*** Source material

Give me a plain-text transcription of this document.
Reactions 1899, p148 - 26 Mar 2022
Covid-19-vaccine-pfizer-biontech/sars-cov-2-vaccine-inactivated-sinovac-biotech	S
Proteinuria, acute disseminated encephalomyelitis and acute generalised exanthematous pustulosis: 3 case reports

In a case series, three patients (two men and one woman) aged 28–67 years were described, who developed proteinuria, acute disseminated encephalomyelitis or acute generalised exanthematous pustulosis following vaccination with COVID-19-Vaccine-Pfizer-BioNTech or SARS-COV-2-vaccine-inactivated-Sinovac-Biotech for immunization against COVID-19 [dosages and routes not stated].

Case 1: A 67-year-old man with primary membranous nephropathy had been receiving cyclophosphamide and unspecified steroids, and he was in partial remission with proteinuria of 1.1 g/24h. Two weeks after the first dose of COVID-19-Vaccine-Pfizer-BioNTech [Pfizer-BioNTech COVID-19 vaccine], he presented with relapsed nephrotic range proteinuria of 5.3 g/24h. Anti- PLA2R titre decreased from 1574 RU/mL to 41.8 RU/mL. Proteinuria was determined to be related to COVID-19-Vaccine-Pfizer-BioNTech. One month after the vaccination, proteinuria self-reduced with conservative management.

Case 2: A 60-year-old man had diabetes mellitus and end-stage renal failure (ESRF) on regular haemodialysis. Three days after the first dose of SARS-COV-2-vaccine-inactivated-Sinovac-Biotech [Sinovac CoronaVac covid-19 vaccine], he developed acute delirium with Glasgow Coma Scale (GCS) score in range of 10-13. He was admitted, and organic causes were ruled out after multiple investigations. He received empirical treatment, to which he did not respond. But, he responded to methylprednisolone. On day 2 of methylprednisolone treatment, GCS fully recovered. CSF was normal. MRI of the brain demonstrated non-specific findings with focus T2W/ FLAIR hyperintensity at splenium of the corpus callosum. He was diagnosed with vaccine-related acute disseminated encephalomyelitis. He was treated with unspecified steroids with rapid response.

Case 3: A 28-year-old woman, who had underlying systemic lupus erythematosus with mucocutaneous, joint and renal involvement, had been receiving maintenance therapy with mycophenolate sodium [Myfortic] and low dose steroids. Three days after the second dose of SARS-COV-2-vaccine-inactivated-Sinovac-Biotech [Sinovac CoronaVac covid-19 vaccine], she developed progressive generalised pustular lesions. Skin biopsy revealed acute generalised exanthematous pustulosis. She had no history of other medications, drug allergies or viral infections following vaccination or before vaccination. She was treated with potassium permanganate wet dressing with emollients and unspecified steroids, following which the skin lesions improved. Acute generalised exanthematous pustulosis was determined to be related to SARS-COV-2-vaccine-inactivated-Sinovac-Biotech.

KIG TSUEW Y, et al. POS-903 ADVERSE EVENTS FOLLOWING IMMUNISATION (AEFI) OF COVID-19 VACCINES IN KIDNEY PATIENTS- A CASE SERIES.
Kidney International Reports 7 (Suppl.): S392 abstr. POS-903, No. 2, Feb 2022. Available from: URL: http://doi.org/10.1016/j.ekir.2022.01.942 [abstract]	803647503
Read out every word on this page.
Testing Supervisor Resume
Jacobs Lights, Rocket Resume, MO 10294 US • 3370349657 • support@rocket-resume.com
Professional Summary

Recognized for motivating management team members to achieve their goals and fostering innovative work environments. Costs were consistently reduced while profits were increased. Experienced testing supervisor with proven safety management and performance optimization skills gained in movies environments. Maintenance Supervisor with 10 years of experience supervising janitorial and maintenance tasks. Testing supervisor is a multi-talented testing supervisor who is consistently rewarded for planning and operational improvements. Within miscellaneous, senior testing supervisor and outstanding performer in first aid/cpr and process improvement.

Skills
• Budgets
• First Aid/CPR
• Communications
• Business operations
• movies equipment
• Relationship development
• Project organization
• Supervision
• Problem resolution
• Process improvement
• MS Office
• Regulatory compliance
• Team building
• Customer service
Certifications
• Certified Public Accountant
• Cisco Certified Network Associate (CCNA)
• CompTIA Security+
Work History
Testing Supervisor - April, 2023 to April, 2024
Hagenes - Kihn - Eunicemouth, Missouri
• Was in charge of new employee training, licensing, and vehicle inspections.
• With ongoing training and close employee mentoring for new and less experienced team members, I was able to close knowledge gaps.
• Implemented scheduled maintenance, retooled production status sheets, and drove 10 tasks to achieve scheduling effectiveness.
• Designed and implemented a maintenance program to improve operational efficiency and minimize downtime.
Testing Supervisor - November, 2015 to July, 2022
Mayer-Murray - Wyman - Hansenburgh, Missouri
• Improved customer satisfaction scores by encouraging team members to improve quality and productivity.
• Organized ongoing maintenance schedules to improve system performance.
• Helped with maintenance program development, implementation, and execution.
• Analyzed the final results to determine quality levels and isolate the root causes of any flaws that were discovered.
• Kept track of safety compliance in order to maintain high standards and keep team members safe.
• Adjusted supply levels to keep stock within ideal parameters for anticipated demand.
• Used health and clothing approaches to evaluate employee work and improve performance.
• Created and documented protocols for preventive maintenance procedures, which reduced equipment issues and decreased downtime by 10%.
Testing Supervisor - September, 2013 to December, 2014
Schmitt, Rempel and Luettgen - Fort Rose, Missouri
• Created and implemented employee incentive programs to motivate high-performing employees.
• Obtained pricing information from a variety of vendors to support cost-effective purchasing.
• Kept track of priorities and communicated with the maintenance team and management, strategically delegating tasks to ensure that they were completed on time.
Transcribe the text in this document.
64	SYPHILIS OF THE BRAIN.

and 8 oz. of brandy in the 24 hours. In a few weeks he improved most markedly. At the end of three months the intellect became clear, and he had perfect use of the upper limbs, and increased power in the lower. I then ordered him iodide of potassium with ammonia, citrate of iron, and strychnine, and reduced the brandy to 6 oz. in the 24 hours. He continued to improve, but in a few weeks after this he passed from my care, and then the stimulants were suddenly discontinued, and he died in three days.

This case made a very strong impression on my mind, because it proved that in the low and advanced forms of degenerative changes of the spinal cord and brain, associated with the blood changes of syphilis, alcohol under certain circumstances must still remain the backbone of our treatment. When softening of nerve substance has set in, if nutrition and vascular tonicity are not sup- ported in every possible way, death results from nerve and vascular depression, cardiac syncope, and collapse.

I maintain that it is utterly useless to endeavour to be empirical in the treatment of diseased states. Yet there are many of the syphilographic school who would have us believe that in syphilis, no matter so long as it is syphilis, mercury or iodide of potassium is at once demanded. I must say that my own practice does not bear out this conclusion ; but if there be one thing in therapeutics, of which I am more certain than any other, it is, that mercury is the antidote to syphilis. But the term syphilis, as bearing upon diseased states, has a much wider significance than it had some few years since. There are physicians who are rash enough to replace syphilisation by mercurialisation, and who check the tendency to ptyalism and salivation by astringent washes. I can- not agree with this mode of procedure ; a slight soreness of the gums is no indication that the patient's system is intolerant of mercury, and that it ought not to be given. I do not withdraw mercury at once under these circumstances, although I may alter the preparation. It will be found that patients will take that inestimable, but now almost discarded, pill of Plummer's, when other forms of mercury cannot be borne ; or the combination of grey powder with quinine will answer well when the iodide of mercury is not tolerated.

******

◆ Directions ◆
Each record needs to be duplicated exactly as given.

◆ Exercise result ◆
Give me a plain-text transcription of this document.
Reactions 1899, p148 - 26 Mar 2022
Covid-19-vaccine-pfizer-biontech/sars-cov-2-vaccine-inactivated-sinovac-biotech	S
Proteinuria, acute disseminated encephalomyelitis and acute generalised exanthematous pustulosis: 3 case reports

In a case series, three patients (two men and one woman) aged 28–67 years were described, who developed proteinuria, acute disseminated encephalomyelitis or acute generalised exanthematous pustulosis following vaccination with COVID-19-Vaccine-Pfizer-BioNTech or SARS-COV-2-vaccine-inactivated-Sinovac-Biotech for immunization against COVID-19 [dosages and routes not stated].

Case 1: A 67-year-old man with primary membranous nephropathy had been receiving cyclophosphamide and unspecified steroids, and he was in partial remission with proteinuria of 1.1 g/24h. Two weeks after the first dose of COVID-19-Vaccine-Pfizer-BioNTech [Pfizer-BioNTech COVID-19 vaccine], he presented with relapsed nephrotic range proteinuria of 5.3 g/24h. Anti- PLA2R titre decreased from 1574 RU/mL to 41.8 RU/mL. Proteinuria was determined to be related to COVID-19-Vaccine-Pfizer-BioNTech. One month after the vaccination, proteinuria self-reduced with conservative management.

Case 2: A 60-year-old man had diabetes mellitus and end-stage renal failure (ESRF) on regular haemodialysis. Three days after the first dose of SARS-COV-2-vaccine-inactivated-Sinovac-Biotech [Sinovac CoronaVac covid-19 vaccine], he developed acute delirium with Glasgow Coma Scale (GCS) score in range of 10-13. He was admitted, and organic causes were ruled out after multiple investigations. He received empirical treatment, to which he did not respond. But, he responded to methylprednisolone. On day 2 of methylprednisolone treatment, GCS fully recovered. CSF was normal. MRI of the brain demonstrated non-specific findings with focus T2W/ FLAIR hyperintensity at splenium of the corpus callosum. He was diagnosed with vaccine-related acute disseminated encephalomyelitis. He was treated with unspecified steroids with rapid response.

Case 3: A 28-year-old woman, who had underlying systemic lupus erythematosus with mucocutaneous, joint and renal involvement, had been receiving maintenance therapy with mycophenolate sodium [Myfortic] and low dose steroids. Three days after the second dose of SARS-COV-2-vaccine-inactivated-Sinovac-Biotech [Sinovac CoronaVac covid-19 vaccine], she developed progressive generalised pustular lesions. Skin biopsy revealed acute generalised exanthematous pustulosis. She had no history of other medications, drug allergies or viral infections following vaccination or before vaccination. She was treated with potassium permanganate wet dressing with emollients and unspecified steroids, following which the skin lesions improved. Acute generalised exanthematous pustulosis was determined to be related to SARS-COV-2-vaccine-inactivated-Sinovac-Biotech.

KIG TSUEW Y, et al. POS-903 ADVERSE EVENTS FOLLOWING IMMUNISATION (AEFI) OF COVID-19 VACCINES IN KIDNEY PATIENTS- A CASE SERIES.
Kidney International Reports 7 (Suppl.): S392 abstr. POS-903, No. 2, Feb 2022. Available from: URL: http://doi.org/10.1016/j.ekir.2022.01.942 [abstract]	803647503
Read out every word on this page.
Testing Supervisor Resume
Jacobs Lights, Rocket Resume, MO 10294 US • 3370349657 • support@rocket-resume.com
Professional Summary

Recognized for motivating management team members to achieve their goals and fostering innovative work environments. Costs were consistently reduced while profits were increased. Experienced testing supervisor with proven safety management and performance optimization skills gained in movies environments. Maintenance Supervisor with 10 years of experience supervising janitorial and maintenance tasks. Testing supervisor is a multi-talented testing supervisor who is consistently rewarded for planning and operational improvements. Within miscellaneous, senior testing supervisor and outstanding performer in first aid/cpr and process improvement.

Skills
• Budgets
• First Aid/CPR
• Communications
• Business operations
• movies equipment
• Relationship development
• Project organization
• Supervision
• Problem resolution
• Process improvement
• MS Office
• Regulatory compliance
• Team building
• Customer service
Certifications
• Certified Public Accountant
• Cisco Certified Network Associate (CCNA)
• CompTIA Security+
Work History
Testing Supervisor - April, 2023 to April, 2024
Hagenes - Kihn - Eunicemouth, Missouri
• Was in charge of new employee training, licensing, and vehicle inspections.
• With ongoing training and close employee mentoring for new and less experienced team members, I was able to close knowledge gaps.
• Implemented scheduled maintenance, retooled production status sheets, and drove 10 tasks to achieve scheduling effectiveness.
• Designed and implemented a maintenance program to improve operational efficiency and minimize downtime.
Testing Supervisor - November, 2015 to July, 2022
Mayer-Murray - Wyman - Hansenburgh, Missouri
• Improved customer satisfaction scores by encouraging team members to improve quality and productivity.
• Organized ongoing maintenance schedules to improve system performance.
• Helped with maintenance program development, implementation, and execution.
• Analyzed the final results to determine quality levels and isolate the root causes of any flaws that were discovered.
• Kept track of safety compliance in order to maintain high standards and keep team members safe.
• Adjusted supply levels to keep stock within ideal parameters for anticipated demand.
• Used health and clothing approaches to evaluate employee work and improve performance.
• Created and documented protocols for preventive maintenance procedures, which reduced equipment issues and decreased downtime by 10%.
Testing Supervisor - September, 2013 to December, 2014
Schmitt, Rempel and Luettgen - Fort Rose, Missouri
• Created and implemented employee incentive programs to motivate high-performing employees.
• Obtained pricing information from a variety of vendors to support cost-effective purchasing.
• Kept track of priorities and communicated with the maintenance team and management, strategically delegating tasks to ensure that they were completed on time.
Transcribe the text in this document.
64	SYPHILIS OF THE BRAIN.

and 8 oz. of brandy in the 24 hours. In a few weeks he improved most markedly. At the end of three months the intellect became clear, and he had perfect use of the upper limbs, and increased power in the lower. I then ordered him iodide of potassium with ammonia, citrate of iron, and strychnine, and reduced the brandy to 6 oz. in the 24 hours. He continued to improve, but in a few weeks after this he passed from my care, and then the stimulants were suddenly discontinued, and he died in three days.

This case made a very strong impression on my mind, because it proved that in the low and advanced forms of degenerative changes of the spinal cord and brain, associated with the blood changes of syphilis, alcohol under certain circumstances must still remain the backbone of our treatment. When softening of nerve substance has set in, if nutrition and vascular tonicity are not sup- ported in every possible way, death results from nerve and vascular depression, cardiac syncope, and collapse.

I maintain that it is utterly useless to endeavour to be empirical in the treatment of diseased states. Yet there are many of the syphilographic school who would have us believe that in syphilis, no matter so long as it is syphilis, mercury or iodide of potassium is at once demanded. I must say that my own practice does not bear out this conclusion ; but if there be one thing in therapeutics, of which I am more certain than any other, it is, that mercury is the antidote to syphilis. But the term syphilis, as bearing upon diseased states, has a much wider significance than it had some few years since. There are physicians who are rash enough to replace syphilisation by mercurialisation, and who check the tendency to ptyalism and salivation by astringent washes. I can- not agree with this mode of procedure ; a slight soreness of the gums is no indication that the patient's system is intolerant of mercury, and that it ought not to be given. I do not withdraw mercury at once under these circumstances, although I may alter the preparation. It will be found that patients will take that inestimable, but now almost discarded, pill of Plummer's, when other forms of mercury cannot be borne ; or the combination of grey powder with quinine will answer well when the iodide of mercury is not tolerated.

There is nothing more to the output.